**Required work**
Scan the lines below; pull out those with "Servomotor".

**Material provided**
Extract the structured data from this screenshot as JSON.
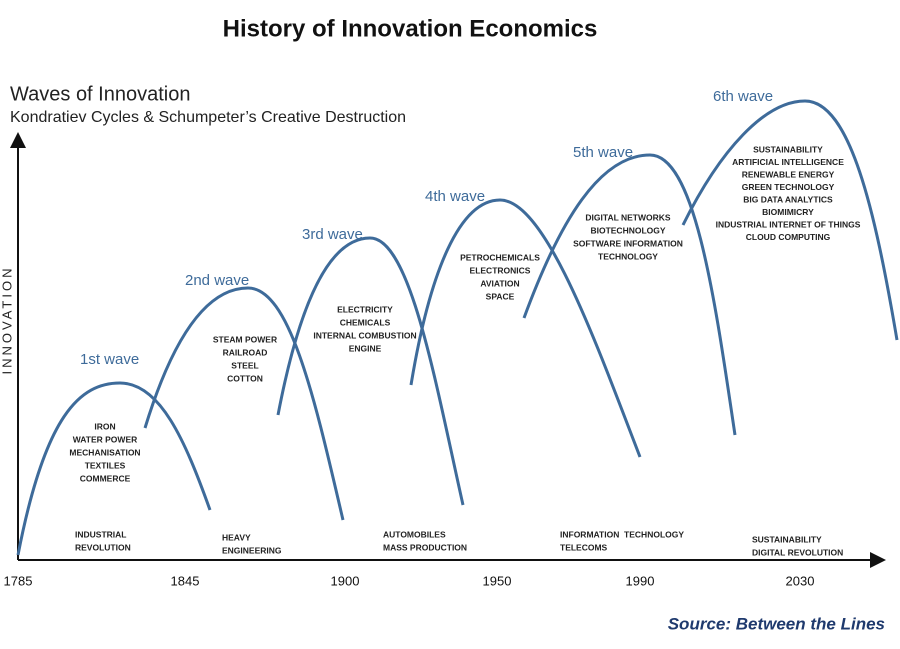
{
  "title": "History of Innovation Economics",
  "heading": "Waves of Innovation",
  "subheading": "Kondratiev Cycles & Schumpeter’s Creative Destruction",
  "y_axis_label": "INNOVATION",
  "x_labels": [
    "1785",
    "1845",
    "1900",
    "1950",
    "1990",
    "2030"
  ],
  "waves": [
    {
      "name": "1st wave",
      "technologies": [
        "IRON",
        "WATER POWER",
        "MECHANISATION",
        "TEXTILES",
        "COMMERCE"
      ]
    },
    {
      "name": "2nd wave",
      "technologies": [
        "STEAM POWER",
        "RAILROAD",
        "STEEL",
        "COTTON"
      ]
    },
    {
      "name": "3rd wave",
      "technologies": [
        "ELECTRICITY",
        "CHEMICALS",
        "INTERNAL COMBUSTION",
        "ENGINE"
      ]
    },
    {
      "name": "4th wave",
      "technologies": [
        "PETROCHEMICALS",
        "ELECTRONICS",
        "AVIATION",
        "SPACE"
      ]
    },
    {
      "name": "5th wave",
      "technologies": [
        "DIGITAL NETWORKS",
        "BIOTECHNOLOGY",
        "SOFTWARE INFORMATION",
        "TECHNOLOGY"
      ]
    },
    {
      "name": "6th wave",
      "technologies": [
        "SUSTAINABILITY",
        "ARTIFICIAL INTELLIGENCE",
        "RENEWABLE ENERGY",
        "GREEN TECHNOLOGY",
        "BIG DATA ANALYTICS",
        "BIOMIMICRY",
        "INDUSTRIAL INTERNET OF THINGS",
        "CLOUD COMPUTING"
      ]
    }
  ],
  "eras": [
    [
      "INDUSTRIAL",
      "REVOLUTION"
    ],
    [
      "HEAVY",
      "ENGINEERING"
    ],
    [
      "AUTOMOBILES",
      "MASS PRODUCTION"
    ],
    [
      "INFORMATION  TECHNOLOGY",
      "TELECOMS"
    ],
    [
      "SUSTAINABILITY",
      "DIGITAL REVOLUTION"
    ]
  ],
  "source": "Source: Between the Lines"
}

--

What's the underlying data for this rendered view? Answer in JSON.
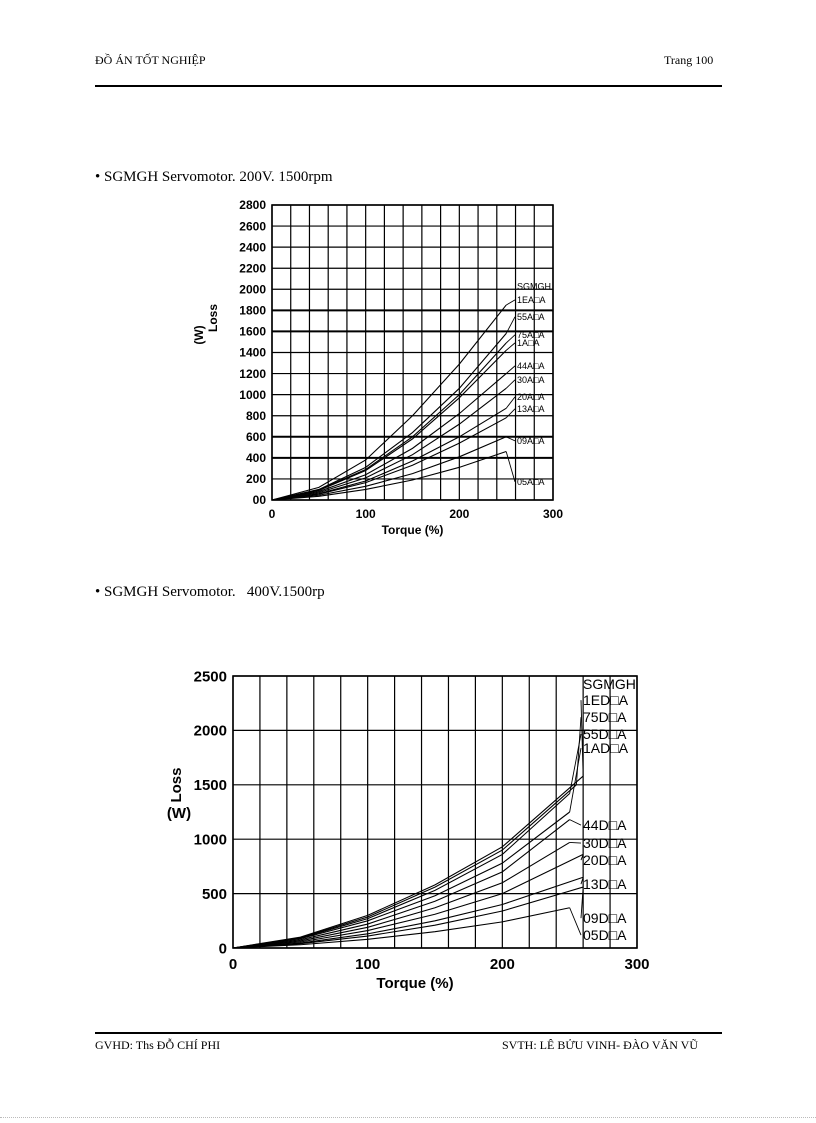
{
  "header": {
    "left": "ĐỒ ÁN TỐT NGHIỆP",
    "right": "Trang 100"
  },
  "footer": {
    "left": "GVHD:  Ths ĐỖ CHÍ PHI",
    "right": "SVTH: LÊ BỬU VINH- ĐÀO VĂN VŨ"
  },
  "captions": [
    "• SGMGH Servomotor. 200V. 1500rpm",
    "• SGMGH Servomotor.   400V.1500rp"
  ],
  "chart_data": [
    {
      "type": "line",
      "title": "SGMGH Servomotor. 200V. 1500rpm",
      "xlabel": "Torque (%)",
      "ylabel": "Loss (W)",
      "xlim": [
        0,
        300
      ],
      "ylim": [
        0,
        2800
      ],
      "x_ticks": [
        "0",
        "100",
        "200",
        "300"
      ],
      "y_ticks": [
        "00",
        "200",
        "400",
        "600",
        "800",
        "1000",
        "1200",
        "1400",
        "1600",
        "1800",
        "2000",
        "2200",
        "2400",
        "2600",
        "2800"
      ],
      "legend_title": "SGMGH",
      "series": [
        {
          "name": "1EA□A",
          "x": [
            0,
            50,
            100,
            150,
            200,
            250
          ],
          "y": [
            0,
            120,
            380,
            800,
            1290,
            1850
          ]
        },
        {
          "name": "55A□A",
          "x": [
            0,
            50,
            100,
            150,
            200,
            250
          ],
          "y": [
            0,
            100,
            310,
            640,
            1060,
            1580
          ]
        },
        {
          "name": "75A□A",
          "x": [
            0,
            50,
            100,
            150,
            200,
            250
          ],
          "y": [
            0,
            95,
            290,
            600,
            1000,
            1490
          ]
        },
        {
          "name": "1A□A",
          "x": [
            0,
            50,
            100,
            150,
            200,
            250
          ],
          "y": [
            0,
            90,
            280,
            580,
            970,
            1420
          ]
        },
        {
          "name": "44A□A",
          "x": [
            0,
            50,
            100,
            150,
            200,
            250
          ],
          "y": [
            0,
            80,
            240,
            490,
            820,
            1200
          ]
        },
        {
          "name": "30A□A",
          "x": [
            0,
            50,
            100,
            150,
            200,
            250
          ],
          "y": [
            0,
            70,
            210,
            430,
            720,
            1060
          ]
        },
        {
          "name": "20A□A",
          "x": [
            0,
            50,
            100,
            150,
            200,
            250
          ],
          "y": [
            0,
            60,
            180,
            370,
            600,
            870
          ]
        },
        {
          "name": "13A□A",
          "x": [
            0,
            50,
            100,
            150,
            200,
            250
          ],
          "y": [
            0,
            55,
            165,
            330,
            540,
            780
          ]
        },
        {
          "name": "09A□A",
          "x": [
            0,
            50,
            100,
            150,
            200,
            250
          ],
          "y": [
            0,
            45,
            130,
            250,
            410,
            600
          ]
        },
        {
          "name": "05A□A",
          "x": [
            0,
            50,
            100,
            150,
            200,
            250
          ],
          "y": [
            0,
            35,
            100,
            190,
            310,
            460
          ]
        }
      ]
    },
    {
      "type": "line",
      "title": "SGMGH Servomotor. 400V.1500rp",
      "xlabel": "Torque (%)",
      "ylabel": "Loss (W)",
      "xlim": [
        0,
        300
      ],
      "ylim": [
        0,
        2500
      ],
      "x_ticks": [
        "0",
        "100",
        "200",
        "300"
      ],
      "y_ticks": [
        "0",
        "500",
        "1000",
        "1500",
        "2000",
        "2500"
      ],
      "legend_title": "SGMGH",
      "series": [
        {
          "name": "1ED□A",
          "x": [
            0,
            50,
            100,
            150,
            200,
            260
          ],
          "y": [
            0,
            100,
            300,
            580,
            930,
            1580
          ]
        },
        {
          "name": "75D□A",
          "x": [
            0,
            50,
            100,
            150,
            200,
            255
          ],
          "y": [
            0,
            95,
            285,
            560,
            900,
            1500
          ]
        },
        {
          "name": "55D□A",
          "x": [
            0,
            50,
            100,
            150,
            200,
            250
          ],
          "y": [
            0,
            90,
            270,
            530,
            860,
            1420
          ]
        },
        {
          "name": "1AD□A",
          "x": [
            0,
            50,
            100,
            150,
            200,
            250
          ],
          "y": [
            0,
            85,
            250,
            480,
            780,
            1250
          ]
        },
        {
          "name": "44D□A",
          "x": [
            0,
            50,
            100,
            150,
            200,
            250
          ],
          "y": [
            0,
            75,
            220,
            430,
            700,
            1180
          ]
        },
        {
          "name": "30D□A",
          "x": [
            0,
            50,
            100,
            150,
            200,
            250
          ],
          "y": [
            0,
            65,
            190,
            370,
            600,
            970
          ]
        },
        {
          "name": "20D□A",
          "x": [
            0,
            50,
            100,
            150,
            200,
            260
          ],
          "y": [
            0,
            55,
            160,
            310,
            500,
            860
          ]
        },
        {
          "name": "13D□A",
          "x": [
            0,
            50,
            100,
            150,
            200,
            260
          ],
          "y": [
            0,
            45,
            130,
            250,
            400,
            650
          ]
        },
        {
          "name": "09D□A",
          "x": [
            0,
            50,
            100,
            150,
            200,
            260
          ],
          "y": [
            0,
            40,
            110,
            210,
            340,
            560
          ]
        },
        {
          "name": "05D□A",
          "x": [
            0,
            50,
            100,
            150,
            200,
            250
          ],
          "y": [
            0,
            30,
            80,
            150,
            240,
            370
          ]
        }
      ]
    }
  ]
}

---

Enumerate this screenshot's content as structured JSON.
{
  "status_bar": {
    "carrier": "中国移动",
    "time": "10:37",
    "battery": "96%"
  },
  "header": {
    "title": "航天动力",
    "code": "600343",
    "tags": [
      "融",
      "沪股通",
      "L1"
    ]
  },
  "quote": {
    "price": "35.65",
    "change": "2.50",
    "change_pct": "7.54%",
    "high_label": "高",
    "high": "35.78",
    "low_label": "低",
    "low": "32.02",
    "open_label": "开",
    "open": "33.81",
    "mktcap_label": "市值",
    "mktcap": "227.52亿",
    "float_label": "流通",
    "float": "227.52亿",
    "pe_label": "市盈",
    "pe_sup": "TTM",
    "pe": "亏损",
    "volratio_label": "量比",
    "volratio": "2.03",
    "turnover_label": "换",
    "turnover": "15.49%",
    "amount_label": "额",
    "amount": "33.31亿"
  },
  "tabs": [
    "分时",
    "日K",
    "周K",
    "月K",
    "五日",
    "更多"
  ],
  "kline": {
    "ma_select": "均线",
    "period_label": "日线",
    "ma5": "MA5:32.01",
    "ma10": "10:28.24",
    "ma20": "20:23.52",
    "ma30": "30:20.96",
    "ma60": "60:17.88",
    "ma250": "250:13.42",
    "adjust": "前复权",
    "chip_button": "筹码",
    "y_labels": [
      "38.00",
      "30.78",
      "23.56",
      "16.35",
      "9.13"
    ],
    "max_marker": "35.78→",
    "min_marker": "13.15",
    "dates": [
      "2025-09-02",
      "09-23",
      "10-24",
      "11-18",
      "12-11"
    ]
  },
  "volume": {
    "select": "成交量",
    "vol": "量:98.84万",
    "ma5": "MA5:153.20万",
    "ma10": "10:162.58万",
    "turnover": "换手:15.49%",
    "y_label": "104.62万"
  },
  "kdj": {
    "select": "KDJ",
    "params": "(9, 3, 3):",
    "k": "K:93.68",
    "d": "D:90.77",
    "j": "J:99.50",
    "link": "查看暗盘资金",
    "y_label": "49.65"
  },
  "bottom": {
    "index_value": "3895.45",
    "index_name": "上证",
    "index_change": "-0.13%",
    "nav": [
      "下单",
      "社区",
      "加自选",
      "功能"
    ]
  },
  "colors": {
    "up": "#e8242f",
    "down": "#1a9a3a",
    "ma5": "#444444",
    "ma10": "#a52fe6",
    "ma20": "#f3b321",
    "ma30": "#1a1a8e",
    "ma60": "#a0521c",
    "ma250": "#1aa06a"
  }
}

**Solved problem**
    "• SGMGH Servomotor. 200V. 1500rpm",
    "• SGMGH Servomotor.   400V.1500rp"
      "title": "SGMGH Servomotor. 200V. 1500rpm",
      "title": "SGMGH Servomotor. 400V.1500rp",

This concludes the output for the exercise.